Prompt: Lines that contain the string "ainsi" are to be copied; leave out all others.

>> Start Provided entries

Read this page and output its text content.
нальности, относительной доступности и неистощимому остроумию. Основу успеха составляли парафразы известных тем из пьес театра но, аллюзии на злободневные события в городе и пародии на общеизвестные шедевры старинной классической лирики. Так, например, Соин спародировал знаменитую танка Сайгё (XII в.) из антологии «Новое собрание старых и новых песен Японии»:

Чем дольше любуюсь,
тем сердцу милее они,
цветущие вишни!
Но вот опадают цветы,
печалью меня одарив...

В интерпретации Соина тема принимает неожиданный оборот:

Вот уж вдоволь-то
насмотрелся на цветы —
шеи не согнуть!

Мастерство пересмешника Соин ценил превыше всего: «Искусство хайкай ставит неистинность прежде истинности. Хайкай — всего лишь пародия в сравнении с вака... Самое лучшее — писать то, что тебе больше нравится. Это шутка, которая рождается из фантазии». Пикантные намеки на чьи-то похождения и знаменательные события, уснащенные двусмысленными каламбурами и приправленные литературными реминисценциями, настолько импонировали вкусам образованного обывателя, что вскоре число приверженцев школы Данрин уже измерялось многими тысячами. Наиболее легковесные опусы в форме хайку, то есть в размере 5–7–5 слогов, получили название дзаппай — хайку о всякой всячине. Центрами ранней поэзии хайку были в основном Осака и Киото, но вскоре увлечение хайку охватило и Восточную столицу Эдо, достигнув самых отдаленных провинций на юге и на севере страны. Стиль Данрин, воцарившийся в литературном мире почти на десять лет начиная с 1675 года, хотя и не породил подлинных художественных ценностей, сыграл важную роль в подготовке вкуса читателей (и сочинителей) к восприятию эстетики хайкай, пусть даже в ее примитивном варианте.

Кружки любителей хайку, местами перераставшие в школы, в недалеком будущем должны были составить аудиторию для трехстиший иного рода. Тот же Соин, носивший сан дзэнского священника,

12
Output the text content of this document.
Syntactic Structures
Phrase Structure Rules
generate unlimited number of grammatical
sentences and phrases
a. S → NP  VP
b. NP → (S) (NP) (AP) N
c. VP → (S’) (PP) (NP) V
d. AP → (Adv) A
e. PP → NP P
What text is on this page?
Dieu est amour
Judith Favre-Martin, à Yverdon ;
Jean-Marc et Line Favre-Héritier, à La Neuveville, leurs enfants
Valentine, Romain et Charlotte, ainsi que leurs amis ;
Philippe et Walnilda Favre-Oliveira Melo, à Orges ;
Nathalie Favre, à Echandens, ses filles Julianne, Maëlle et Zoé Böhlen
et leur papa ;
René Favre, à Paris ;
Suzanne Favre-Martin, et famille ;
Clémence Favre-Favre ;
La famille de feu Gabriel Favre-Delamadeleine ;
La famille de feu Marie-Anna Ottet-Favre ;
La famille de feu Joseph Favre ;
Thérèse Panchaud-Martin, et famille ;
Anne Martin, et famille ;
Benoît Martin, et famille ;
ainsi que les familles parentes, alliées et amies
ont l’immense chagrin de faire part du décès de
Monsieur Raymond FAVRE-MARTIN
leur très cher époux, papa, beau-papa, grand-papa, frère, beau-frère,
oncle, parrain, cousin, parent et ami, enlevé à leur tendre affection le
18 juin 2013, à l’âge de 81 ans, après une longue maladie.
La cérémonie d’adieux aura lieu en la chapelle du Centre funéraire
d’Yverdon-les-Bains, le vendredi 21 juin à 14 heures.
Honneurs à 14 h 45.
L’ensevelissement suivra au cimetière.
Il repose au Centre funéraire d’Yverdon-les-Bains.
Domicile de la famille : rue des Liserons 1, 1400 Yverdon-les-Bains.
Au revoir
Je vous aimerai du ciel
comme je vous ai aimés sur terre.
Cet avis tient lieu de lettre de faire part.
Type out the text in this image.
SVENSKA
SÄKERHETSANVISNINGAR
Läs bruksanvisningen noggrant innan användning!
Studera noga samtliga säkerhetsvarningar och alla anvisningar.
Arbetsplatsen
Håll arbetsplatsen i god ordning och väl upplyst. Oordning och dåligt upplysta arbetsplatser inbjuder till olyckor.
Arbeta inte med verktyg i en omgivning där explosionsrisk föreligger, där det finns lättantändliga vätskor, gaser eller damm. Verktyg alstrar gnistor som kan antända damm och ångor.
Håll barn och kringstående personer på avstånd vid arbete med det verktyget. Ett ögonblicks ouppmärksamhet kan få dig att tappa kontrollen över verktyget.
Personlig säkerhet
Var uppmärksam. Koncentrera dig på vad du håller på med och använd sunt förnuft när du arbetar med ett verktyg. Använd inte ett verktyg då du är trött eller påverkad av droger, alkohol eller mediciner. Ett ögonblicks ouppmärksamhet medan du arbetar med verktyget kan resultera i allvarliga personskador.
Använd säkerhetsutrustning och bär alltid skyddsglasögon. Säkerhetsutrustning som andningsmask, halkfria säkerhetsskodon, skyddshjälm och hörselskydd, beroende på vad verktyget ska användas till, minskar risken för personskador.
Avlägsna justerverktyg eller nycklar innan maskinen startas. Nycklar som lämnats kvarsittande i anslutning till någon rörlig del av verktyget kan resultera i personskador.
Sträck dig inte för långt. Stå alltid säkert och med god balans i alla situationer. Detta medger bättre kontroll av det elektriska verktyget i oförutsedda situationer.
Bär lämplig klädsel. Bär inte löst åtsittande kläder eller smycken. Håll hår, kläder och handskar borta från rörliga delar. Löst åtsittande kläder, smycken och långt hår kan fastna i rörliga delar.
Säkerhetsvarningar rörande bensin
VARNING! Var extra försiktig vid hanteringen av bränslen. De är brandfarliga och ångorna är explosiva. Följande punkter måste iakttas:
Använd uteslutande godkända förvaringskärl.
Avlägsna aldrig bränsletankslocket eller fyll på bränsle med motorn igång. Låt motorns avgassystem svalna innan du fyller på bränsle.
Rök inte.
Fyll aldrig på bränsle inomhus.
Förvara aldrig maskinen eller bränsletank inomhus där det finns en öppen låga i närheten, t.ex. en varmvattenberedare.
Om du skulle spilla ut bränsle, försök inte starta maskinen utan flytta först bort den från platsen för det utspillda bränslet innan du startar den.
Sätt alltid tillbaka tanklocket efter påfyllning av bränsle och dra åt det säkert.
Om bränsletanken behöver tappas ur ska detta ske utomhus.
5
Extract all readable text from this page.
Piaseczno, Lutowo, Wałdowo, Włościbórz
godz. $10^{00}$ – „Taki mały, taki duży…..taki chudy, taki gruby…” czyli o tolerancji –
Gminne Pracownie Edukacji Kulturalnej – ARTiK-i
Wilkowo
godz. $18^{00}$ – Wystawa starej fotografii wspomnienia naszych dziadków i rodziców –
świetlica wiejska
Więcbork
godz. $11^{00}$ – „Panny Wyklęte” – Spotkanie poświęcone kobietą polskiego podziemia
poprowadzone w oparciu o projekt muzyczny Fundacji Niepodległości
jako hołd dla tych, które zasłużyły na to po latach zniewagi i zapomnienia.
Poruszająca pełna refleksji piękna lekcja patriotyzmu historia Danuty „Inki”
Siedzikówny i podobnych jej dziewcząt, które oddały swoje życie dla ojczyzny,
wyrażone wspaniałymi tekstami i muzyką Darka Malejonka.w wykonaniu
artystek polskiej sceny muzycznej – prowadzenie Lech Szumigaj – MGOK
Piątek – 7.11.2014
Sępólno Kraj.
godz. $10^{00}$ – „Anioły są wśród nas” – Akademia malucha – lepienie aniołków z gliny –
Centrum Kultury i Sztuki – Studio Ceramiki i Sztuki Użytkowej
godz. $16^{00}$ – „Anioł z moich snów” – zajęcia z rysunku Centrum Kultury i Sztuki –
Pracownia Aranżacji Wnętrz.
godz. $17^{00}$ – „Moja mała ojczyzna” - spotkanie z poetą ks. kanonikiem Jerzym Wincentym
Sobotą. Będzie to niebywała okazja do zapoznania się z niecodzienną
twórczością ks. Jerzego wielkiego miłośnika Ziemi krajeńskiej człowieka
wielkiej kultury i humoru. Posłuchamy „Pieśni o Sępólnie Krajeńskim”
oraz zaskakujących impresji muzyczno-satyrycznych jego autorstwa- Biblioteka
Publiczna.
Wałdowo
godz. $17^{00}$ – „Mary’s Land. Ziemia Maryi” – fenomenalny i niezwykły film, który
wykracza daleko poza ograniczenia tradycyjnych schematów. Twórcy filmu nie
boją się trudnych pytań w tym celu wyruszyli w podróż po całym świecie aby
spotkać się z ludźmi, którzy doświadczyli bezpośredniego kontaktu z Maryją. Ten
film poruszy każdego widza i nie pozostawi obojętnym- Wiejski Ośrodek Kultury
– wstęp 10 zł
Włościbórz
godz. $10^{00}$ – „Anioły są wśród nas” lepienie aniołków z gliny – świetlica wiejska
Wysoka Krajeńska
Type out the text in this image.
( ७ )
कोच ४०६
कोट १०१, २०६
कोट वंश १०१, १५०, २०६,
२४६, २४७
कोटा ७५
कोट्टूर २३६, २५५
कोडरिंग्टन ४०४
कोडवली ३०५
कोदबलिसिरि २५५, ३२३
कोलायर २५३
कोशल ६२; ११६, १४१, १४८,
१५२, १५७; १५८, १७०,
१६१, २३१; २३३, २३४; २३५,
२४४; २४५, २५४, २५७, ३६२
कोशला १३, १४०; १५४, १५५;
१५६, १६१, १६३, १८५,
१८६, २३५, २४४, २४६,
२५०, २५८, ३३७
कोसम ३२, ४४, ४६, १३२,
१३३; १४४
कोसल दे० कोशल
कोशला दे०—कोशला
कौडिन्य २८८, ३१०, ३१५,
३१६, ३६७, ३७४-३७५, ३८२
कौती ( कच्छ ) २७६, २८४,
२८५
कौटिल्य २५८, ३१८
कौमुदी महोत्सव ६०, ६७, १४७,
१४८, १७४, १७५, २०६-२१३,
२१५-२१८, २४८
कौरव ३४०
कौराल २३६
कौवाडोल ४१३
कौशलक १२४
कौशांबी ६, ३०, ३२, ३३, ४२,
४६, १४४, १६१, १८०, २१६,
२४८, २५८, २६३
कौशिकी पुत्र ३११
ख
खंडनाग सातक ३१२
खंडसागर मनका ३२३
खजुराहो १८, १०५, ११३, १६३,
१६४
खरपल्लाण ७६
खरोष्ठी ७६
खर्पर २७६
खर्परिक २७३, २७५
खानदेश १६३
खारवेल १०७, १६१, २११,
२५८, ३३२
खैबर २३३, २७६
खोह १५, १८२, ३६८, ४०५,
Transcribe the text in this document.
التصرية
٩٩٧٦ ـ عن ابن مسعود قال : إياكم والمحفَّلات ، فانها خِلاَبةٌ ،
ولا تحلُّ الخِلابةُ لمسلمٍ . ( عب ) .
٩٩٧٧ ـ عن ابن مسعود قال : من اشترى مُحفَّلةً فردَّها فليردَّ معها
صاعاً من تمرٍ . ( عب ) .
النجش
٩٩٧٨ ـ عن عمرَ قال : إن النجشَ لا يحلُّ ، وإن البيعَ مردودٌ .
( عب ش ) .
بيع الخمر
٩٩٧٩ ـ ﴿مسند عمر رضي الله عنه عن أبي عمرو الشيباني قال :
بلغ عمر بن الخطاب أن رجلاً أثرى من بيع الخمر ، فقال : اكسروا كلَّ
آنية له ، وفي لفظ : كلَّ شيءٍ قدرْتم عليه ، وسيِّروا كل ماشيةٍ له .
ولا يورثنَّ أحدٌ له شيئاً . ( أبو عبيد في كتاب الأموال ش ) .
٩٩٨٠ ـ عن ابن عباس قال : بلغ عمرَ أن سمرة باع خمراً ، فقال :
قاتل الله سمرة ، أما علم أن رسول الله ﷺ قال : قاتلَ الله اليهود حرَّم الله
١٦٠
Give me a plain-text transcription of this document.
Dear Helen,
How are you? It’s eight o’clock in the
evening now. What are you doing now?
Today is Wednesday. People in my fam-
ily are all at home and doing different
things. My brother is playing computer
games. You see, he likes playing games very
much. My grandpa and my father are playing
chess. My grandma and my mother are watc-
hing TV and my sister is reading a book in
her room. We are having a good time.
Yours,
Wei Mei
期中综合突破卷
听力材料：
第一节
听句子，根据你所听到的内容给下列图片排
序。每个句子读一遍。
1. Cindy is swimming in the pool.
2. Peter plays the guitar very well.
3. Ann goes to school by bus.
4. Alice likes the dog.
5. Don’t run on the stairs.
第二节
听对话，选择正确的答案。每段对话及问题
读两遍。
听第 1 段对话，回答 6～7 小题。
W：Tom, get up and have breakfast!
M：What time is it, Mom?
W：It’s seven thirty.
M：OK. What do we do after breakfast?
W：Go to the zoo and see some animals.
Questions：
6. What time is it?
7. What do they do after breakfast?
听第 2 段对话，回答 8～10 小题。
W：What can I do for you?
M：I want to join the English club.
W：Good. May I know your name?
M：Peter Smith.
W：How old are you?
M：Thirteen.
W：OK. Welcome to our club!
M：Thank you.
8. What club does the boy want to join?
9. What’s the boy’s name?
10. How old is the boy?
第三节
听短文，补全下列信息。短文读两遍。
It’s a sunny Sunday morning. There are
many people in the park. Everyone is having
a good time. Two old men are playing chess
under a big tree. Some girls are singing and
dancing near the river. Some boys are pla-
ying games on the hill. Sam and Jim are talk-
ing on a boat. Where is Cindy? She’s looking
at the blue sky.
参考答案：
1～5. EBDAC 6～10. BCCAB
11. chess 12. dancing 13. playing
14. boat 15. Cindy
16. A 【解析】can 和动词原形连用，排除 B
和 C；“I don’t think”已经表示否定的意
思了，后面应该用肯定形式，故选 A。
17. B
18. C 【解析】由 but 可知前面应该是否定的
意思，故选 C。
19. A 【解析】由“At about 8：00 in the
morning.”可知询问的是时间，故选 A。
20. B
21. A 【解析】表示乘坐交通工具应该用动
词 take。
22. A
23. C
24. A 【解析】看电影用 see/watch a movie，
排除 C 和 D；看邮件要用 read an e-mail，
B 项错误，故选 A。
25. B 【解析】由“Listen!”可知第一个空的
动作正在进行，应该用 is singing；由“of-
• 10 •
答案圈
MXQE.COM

>> End Provided entries

Output below:
Valentine, Romain et Charlotte, ainsi que leurs amis ;
ainsi que les familles parentes, alliées et amies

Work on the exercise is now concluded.